Start of DATASET EXTRACT
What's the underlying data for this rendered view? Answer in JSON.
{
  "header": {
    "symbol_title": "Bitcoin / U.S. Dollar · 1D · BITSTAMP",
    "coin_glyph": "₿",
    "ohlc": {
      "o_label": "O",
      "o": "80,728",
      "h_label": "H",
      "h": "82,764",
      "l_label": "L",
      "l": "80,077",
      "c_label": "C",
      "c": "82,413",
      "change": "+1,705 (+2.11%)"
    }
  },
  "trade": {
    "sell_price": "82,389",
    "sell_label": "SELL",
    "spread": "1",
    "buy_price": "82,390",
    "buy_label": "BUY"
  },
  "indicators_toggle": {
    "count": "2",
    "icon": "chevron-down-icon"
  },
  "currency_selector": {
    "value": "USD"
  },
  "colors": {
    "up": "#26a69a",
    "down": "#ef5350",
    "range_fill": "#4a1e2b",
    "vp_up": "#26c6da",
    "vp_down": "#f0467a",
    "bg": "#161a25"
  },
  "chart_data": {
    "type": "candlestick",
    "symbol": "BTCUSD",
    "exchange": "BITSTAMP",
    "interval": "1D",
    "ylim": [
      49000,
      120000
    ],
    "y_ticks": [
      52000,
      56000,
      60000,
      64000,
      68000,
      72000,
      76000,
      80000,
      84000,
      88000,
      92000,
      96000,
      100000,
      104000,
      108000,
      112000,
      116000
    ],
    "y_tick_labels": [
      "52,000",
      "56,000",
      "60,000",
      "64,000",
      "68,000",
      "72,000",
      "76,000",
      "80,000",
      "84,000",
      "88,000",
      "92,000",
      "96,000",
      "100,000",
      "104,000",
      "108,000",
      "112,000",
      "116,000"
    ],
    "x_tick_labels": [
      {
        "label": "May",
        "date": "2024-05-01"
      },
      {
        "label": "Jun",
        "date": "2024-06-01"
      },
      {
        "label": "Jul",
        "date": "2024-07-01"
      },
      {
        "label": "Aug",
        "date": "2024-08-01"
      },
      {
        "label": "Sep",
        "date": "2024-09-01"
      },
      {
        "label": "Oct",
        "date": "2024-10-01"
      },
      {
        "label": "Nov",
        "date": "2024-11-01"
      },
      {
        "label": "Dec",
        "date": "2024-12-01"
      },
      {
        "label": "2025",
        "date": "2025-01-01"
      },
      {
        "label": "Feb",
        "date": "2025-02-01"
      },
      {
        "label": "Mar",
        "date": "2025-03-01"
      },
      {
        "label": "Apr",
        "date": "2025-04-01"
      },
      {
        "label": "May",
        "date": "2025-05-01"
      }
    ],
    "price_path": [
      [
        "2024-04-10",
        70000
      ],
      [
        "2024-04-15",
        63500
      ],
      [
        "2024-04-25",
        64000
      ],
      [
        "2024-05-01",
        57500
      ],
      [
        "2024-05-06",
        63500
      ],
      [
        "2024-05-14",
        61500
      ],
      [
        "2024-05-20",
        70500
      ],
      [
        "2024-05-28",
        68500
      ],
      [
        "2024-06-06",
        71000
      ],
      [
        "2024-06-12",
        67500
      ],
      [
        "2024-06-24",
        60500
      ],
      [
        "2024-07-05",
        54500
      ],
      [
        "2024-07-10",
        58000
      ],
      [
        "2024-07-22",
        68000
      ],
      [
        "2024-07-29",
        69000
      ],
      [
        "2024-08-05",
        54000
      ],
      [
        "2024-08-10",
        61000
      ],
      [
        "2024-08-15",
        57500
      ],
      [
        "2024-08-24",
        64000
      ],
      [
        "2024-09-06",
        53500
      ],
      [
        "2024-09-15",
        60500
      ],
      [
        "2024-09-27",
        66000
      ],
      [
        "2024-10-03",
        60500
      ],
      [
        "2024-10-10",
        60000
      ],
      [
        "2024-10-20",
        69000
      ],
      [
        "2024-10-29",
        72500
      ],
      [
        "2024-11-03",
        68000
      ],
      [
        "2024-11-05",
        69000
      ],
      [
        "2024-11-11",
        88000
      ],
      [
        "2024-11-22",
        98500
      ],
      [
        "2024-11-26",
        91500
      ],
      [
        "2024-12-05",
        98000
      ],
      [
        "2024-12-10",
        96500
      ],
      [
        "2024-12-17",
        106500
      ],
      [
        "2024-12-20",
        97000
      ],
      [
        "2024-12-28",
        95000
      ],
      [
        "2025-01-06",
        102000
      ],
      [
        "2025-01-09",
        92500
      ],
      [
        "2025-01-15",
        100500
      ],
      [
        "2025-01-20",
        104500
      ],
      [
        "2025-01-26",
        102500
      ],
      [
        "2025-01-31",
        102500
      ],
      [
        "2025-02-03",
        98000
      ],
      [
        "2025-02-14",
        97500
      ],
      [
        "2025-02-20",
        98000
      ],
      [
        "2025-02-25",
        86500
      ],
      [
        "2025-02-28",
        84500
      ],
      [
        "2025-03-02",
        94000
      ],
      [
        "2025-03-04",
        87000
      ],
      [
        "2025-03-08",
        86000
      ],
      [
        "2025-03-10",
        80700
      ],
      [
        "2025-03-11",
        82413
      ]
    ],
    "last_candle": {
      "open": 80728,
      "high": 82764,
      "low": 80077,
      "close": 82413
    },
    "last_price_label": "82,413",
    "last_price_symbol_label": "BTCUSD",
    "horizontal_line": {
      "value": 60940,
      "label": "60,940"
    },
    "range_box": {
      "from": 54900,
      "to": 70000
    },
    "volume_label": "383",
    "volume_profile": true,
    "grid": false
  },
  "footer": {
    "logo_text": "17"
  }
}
End of DATASET EXTRACT
> _EXERCISE GOAL_: Every line above that contains the word "BITSTAMP" should be reported.

> _OUTPUT FOR THIS TASK_:
    "symbol_title": "Bitcoin / U.S. Dollar · 1D · BITSTAMP",
    "exchange": "BITSTAMP",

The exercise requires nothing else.